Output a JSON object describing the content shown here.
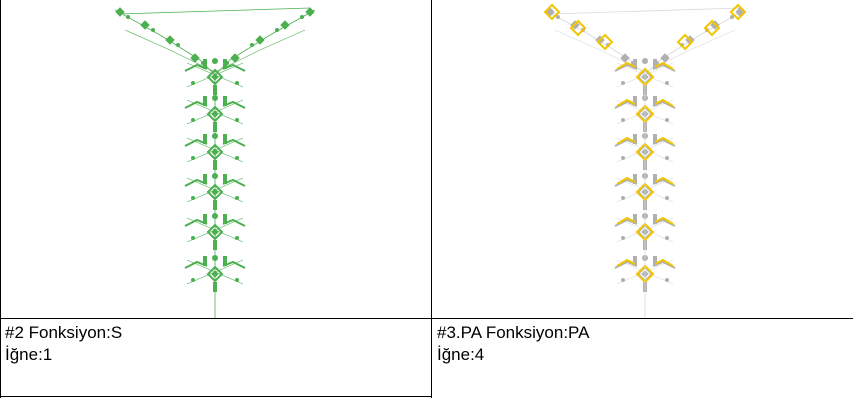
{
  "panels": [
    {
      "caption_line1": "#2 Fonksiyon:S",
      "caption_line2": "İğne:1",
      "pattern_color": "#4caf50",
      "accent_color": "#4caf50"
    },
    {
      "caption_line1": "#3.PA Fonksiyon:PA",
      "caption_line2": "İğne:4",
      "pattern_color": "#c8c8c8",
      "accent_color": "#f2c500"
    }
  ]
}
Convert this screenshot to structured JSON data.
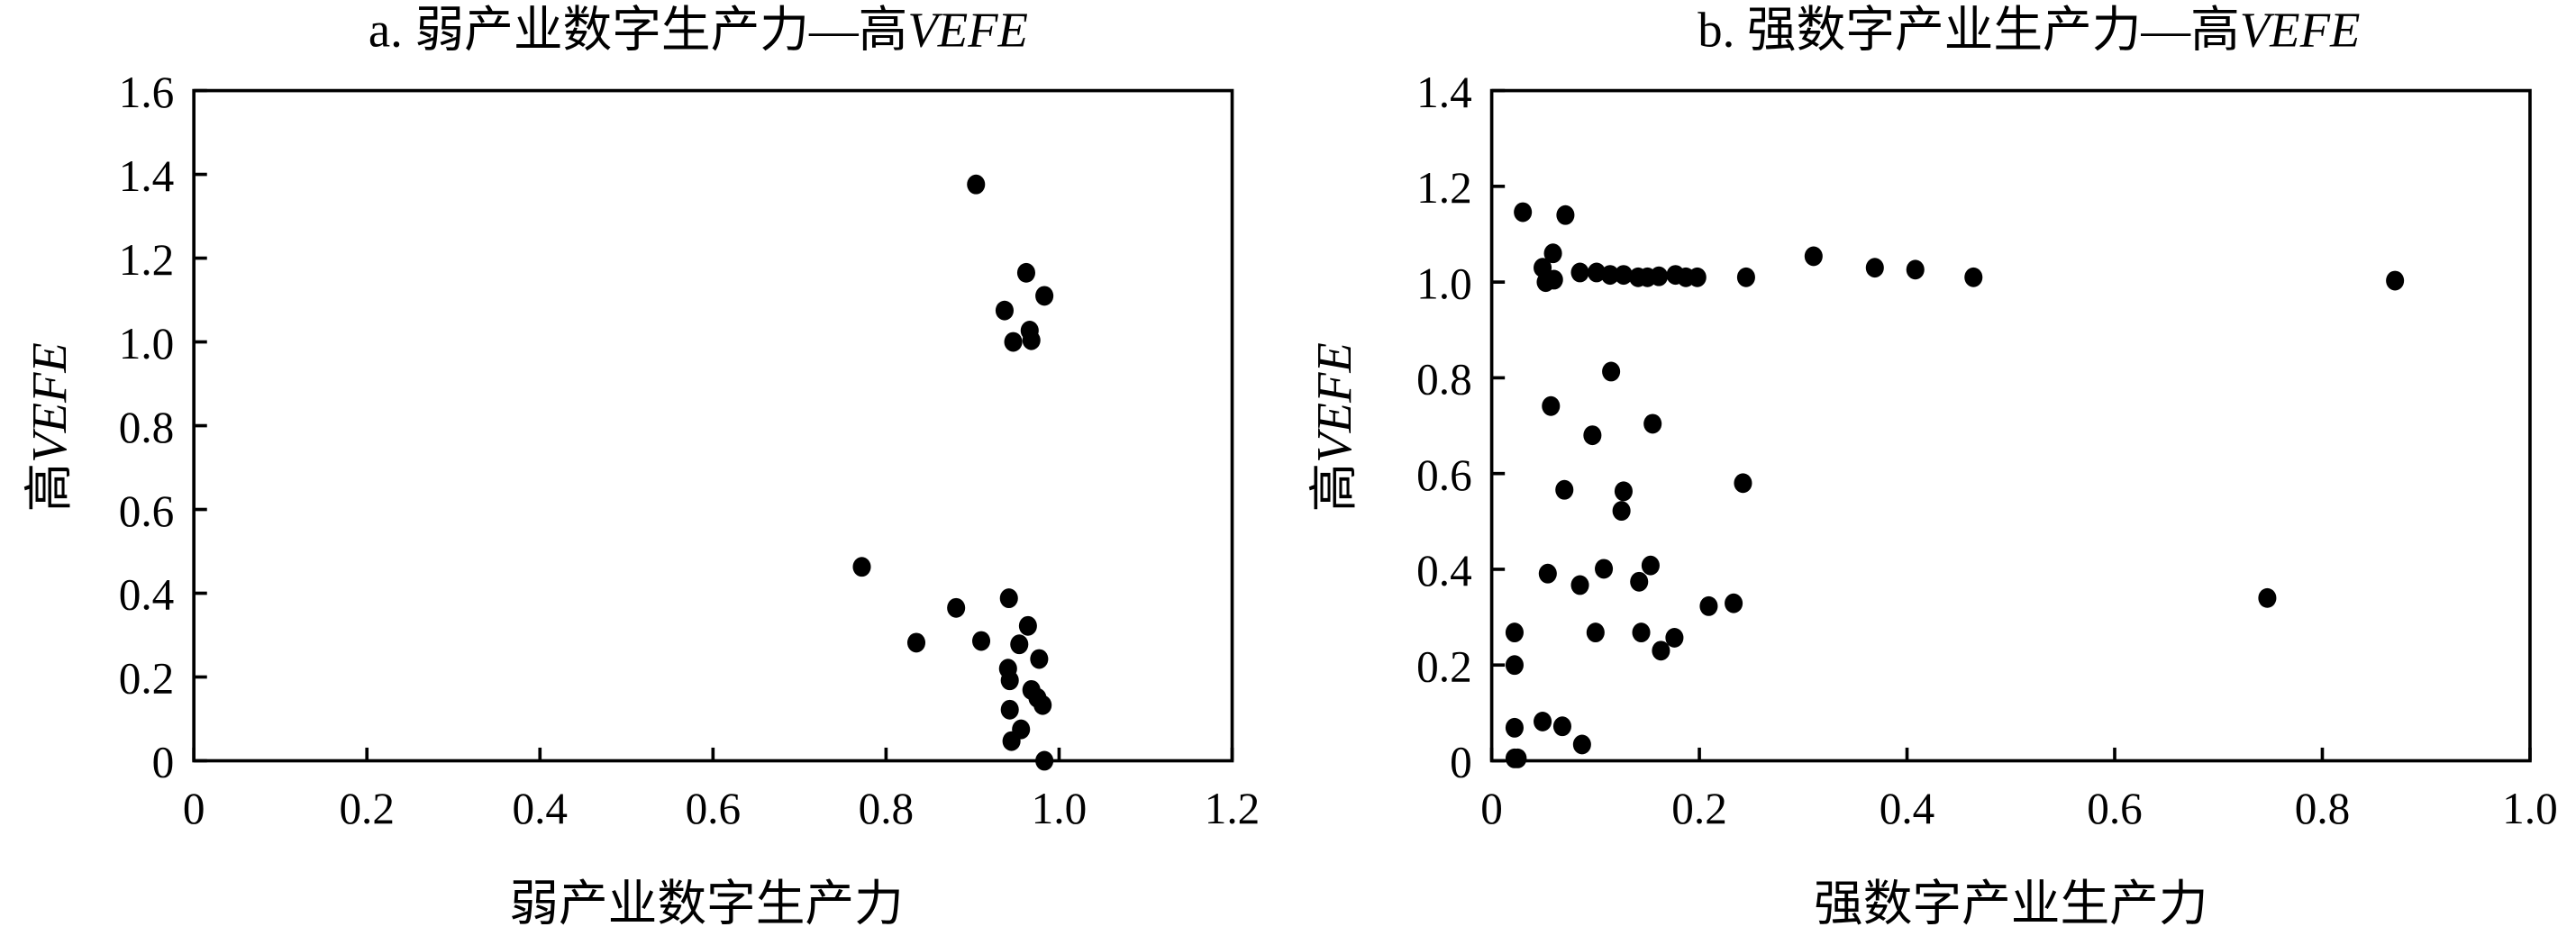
______________________________
Reproduce the listing exactly. Leave its pictures out.

Output a JSON object describing the content shown here.
{
  "panels": [
    {
      "caption_line1": "#2 Fonksiyon:S",
      "caption_line2": "İğne:1",
      "pattern_color": "#4caf50",
      "accent_color": "#4caf50"
    },
    {
      "caption_line1": "#3.PA Fonksiyon:PA",
      "caption_line2": "İğne:4",
      "pattern_color": "#c8c8c8",
      "accent_color": "#f2c500"
    }
  ]
}
Convert this screenshot to structured JSON data.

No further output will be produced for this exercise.